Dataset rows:
+ + + +
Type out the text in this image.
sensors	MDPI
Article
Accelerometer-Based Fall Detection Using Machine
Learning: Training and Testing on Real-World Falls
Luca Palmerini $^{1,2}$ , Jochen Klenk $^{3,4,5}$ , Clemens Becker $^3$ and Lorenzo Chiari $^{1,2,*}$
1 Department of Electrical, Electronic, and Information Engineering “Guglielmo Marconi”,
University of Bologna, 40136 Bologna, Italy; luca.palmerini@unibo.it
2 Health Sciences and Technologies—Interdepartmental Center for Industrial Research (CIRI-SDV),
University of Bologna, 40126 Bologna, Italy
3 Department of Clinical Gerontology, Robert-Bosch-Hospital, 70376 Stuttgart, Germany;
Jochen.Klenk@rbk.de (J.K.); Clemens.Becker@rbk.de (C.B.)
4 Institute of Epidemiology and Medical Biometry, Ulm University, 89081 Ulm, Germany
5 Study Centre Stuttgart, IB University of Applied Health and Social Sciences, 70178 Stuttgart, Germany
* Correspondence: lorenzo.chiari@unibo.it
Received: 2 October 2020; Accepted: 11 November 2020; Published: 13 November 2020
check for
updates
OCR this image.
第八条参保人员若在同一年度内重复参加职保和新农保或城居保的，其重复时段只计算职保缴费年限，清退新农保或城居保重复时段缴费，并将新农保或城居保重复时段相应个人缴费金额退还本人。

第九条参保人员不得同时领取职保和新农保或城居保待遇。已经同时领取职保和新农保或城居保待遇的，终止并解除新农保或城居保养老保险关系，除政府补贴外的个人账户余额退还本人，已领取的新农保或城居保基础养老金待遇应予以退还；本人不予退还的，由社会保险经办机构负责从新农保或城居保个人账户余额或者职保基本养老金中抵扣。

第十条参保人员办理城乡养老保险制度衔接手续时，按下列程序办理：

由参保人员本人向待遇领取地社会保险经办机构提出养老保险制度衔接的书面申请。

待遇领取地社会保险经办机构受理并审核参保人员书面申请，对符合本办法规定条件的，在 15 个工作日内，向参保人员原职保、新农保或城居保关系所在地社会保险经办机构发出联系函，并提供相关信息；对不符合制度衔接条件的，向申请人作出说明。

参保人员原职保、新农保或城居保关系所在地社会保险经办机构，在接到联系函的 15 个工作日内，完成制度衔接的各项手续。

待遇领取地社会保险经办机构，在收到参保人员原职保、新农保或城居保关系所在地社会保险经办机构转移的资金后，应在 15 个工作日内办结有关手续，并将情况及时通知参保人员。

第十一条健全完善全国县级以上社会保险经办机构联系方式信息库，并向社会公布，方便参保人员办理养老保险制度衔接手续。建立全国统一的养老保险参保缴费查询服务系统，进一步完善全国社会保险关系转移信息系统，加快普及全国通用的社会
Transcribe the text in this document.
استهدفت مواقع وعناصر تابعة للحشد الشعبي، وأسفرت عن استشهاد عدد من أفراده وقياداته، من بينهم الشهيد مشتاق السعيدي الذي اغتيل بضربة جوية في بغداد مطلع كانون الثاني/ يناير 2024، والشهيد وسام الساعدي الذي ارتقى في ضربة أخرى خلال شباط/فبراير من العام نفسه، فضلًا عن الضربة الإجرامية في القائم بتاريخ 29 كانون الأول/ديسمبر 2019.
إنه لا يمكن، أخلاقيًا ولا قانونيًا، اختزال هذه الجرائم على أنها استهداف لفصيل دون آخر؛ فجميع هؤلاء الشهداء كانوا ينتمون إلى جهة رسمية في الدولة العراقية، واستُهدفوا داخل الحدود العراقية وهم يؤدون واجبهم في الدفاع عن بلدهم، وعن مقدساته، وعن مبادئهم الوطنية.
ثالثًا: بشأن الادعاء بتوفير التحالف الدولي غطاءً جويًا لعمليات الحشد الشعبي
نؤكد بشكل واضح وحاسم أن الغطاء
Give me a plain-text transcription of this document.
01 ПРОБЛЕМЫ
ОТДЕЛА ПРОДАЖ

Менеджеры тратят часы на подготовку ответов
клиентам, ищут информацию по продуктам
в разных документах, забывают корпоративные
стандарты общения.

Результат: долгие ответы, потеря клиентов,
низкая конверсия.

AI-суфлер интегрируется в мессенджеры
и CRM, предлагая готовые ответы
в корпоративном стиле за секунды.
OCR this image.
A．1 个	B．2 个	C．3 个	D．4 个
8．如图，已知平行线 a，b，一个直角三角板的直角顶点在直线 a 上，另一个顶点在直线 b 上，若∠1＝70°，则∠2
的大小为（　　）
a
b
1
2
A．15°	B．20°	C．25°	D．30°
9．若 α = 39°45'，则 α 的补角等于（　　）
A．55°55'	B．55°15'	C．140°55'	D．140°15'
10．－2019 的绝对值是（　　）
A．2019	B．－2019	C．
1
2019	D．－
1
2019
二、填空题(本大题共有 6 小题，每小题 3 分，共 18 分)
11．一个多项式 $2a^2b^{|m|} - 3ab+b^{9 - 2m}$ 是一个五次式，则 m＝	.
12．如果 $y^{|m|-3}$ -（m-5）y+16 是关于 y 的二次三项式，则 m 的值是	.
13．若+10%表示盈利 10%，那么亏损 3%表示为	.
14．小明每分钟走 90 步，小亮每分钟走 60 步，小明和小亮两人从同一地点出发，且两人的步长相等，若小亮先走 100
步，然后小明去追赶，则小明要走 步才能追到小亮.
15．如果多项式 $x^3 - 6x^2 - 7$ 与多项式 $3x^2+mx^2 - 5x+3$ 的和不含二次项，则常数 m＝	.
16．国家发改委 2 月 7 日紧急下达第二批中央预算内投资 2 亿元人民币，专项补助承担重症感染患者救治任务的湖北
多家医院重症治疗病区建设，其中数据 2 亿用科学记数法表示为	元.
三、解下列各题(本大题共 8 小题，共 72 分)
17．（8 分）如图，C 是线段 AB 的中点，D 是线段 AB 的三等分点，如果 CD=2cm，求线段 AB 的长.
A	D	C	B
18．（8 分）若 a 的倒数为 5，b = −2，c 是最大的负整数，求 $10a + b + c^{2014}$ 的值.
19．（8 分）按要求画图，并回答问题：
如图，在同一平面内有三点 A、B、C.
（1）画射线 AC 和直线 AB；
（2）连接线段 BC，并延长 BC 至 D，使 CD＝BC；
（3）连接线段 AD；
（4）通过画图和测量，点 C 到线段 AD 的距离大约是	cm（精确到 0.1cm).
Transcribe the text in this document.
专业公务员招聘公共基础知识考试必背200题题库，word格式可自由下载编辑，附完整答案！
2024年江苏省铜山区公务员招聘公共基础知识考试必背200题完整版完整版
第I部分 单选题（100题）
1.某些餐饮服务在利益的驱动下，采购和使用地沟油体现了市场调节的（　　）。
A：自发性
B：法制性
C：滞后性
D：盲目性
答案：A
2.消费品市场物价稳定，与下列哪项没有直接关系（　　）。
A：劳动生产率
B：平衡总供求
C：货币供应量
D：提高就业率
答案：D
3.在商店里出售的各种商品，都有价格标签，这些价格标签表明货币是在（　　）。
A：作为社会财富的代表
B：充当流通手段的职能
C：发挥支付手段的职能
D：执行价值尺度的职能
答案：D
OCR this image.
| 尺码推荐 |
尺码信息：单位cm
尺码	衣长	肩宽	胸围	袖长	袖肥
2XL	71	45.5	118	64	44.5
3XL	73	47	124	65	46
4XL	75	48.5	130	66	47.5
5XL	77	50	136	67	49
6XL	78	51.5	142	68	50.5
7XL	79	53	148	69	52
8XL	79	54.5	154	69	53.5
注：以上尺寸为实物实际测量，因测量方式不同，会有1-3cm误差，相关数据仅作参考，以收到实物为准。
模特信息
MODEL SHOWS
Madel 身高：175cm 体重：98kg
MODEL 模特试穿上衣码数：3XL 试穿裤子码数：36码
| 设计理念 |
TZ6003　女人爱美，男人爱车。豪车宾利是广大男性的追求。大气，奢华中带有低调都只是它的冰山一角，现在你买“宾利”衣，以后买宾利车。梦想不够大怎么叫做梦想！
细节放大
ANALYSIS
+ + + +
▶ **Work to be completed**
Only lines with the string "Bologna" belong in your answer; copy each one.

▶ **Written solution**
University of Bologna, 40136 Bologna, Italy; luca.palmerini@unibo.it
University of Bologna, 40126 Bologna, Italy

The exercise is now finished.